• Saved data entries
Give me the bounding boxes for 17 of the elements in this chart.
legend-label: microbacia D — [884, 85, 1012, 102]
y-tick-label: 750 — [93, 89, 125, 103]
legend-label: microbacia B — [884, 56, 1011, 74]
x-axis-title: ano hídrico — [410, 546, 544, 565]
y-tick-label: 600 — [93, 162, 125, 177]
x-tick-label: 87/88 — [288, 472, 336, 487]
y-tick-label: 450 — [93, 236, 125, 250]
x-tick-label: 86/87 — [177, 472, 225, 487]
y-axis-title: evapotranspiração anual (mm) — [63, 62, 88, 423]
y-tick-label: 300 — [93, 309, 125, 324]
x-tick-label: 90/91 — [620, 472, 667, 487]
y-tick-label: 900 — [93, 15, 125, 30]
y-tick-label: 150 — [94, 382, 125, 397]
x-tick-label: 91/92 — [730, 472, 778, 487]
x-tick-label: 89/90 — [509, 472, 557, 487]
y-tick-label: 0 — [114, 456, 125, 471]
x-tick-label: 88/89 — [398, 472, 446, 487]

• Exercise
Render the lines of the items above as a numbered list, omitting any blank lines.

• Solution to this exercise
1. Give me the bounding boxes for 17 of the elements in this chart.
2. legend-label: microbacia D — [884, 85, 1012, 102]
3. y-tick-label: 750 — [93, 89, 125, 103]
4. legend-label: microbacia B — [884, 56, 1011, 74]
5. x-axis-title: ano hídrico — [410, 546, 544, 565]
6. y-tick-label: 600 — [93, 162, 125, 177]
7. x-tick-label: 87/88 — [288, 472, 336, 487]
8. y-tick-label: 450 — [93, 236, 125, 250]
9. x-tick-label: 86/87 — [177, 472, 225, 487]
10. y-axis-title: evapotranspiração anual (mm) — [63, 62, 88, 423]
11. y-tick-label: 300 — [93, 309, 125, 324]
12. x-tick-label: 90/91 — [620, 472, 667, 487]
13. y-tick-label: 900 — [93, 15, 125, 30]
14. y-tick-label: 150 — [94, 382, 125, 397]
15. x-tick-label: 91/92 — [730, 472, 778, 487]
16. x-tick-label: 89/90 — [509, 472, 557, 487]
17. y-tick-label: 0 — [114, 456, 125, 471]
18. x-tick-label: 88/89 — [398, 472, 446, 487]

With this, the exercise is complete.